───── EXERCISE INPUT ─────
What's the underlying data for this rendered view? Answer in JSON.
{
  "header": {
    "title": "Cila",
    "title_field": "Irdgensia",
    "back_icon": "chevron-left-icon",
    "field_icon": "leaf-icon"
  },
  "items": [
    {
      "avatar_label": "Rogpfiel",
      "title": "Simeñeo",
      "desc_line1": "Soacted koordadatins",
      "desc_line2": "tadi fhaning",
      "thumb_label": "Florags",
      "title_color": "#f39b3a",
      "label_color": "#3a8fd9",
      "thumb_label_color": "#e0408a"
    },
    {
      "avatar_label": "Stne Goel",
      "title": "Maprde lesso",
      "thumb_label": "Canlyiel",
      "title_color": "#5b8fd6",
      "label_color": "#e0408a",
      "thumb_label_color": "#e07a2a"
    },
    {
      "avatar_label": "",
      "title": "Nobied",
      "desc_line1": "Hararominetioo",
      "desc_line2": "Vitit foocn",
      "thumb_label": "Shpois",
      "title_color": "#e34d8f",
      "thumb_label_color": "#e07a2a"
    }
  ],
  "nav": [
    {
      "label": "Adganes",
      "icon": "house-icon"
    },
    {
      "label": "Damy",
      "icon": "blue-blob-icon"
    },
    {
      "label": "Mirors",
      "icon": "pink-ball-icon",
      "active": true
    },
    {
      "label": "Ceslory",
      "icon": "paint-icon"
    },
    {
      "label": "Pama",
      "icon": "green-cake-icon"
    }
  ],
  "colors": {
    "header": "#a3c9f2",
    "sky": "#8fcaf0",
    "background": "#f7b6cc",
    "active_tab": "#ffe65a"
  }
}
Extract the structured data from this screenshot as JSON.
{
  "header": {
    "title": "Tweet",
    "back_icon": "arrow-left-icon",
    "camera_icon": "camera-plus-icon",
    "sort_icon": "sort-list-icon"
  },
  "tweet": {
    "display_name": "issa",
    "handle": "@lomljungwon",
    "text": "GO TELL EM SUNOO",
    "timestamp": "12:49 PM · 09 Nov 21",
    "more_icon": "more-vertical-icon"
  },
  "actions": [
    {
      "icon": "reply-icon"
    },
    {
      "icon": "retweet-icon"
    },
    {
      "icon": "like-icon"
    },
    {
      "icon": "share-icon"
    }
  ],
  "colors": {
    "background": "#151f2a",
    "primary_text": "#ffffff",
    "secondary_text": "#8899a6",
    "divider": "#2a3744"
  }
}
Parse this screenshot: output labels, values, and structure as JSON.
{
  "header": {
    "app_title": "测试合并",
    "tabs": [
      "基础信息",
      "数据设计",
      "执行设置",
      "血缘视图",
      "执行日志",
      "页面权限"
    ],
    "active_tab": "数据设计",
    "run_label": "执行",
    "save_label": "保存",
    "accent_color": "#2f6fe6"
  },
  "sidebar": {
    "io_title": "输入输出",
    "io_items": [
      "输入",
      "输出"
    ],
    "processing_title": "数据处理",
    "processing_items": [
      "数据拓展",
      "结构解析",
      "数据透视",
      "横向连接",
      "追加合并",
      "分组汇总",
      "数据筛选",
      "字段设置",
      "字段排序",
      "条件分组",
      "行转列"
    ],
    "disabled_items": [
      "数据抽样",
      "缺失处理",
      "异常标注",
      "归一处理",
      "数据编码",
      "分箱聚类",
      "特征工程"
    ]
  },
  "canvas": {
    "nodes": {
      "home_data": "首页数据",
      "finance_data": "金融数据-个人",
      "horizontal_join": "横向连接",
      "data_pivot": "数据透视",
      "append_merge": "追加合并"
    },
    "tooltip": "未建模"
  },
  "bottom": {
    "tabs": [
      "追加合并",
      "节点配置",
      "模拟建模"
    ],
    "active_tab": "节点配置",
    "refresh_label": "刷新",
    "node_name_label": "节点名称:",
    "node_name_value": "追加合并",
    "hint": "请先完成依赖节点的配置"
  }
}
─────
INSTRUCTIONS FOR THE TASK - Using the data above, print every record exactly as shown.

OUTPUT OF THE TASK -
What's the underlying data for this rendered view? Answer in JSON.
{
  "header": {
    "title": "Cila",
    "title_field": "Irdgensia",
    "back_icon": "chevron-left-icon",
    "field_icon": "leaf-icon"
  },
  "items": [
    {
      "avatar_label": "Rogpfiel",
      "title": "Simeñeo",
      "desc_line1": "Soacted koordadatins",
      "desc_line2": "tadi fhaning",
      "thumb_label": "Florags",
      "title_color": "#f39b3a",
      "label_color": "#3a8fd9",
      "thumb_label_color": "#e0408a"
    },
    {
      "avatar_label": "Stne Goel",
      "title": "Maprde lesso",
      "thumb_label": "Canlyiel",
      "title_color": "#5b8fd6",
      "label_color": "#e0408a",
      "thumb_label_color": "#e07a2a"
    },
    {
      "avatar_label": "",
      "title": "Nobied",
      "desc_line1": "Hararominetioo",
      "desc_line2": "Vitit foocn",
      "thumb_label": "Shpois",
      "title_color": "#e34d8f",
      "thumb_label_color": "#e07a2a"
    }
  ],
  "nav": [
    {
      "label": "Adganes",
      "icon": "house-icon"
    },
    {
      "label": "Damy",
      "icon": "blue-blob-icon"
    },
    {
      "label": "Mirors",
      "icon": "pink-ball-icon",
      "active": true
    },
    {
      "label": "Ceslory",
      "icon": "paint-icon"
    },
    {
      "label": "Pama",
      "icon": "green-cake-icon"
    }
  ],
  "colors": {
    "header": "#a3c9f2",
    "sky": "#8fcaf0",
    "background": "#f7b6cc",
    "active_tab": "#ffe65a"
  }
}
Extract the structured data from this screenshot as JSON.
{
  "header": {
    "title": "Tweet",
    "back_icon": "arrow-left-icon",
    "camera_icon": "camera-plus-icon",
    "sort_icon": "sort-list-icon"
  },
  "tweet": {
    "display_name": "issa",
    "handle": "@lomljungwon",
    "text": "GO TELL EM SUNOO",
    "timestamp": "12:49 PM · 09 Nov 21",
    "more_icon": "more-vertical-icon"
  },
  "actions": [
    {
      "icon": "reply-icon"
    },
    {
      "icon": "retweet-icon"
    },
    {
      "icon": "like-icon"
    },
    {
      "icon": "share-icon"
    }
  ],
  "colors": {
    "background": "#151f2a",
    "primary_text": "#ffffff",
    "secondary_text": "#8899a6",
    "divider": "#2a3744"
  }
}
Parse this screenshot: output labels, values, and structure as JSON.
{
  "header": {
    "app_title": "测试合并",
    "tabs": [
      "基础信息",
      "数据设计",
      "执行设置",
      "血缘视图",
      "执行日志",
      "页面权限"
    ],
    "active_tab": "数据设计",
    "run_label": "执行",
    "save_label": "保存",
    "accent_color": "#2f6fe6"
  },
  "sidebar": {
    "io_title": "输入输出",
    "io_items": [
      "输入",
      "输出"
    ],
    "processing_title": "数据处理",
    "processing_items": [
      "数据拓展",
      "结构解析",
      "数据透视",
      "横向连接",
      "追加合并",
      "分组汇总",
      "数据筛选",
      "字段设置",
      "字段排序",
      "条件分组",
      "行转列"
    ],
    "disabled_items": [
      "数据抽样",
      "缺失处理",
      "异常标注",
      "归一处理",
      "数据编码",
      "分箱聚类",
      "特征工程"
    ]
  },
  "canvas": {
    "nodes": {
      "home_data": "首页数据",
      "finance_data": "金融数据-个人",
      "horizontal_join": "横向连接",
      "data_pivot": "数据透视",
      "append_merge": "追加合并"
    },
    "tooltip": "未建模"
  },
  "bottom": {
    "tabs": [
      "追加合并",
      "节点配置",
      "模拟建模"
    ],
    "active_tab": "节点配置",
    "refresh_label": "刷新",
    "node_name_label": "节点名称:",
    "node_name_value": "追加合并",
    "hint": "请先完成依赖节点的配置"
  }
}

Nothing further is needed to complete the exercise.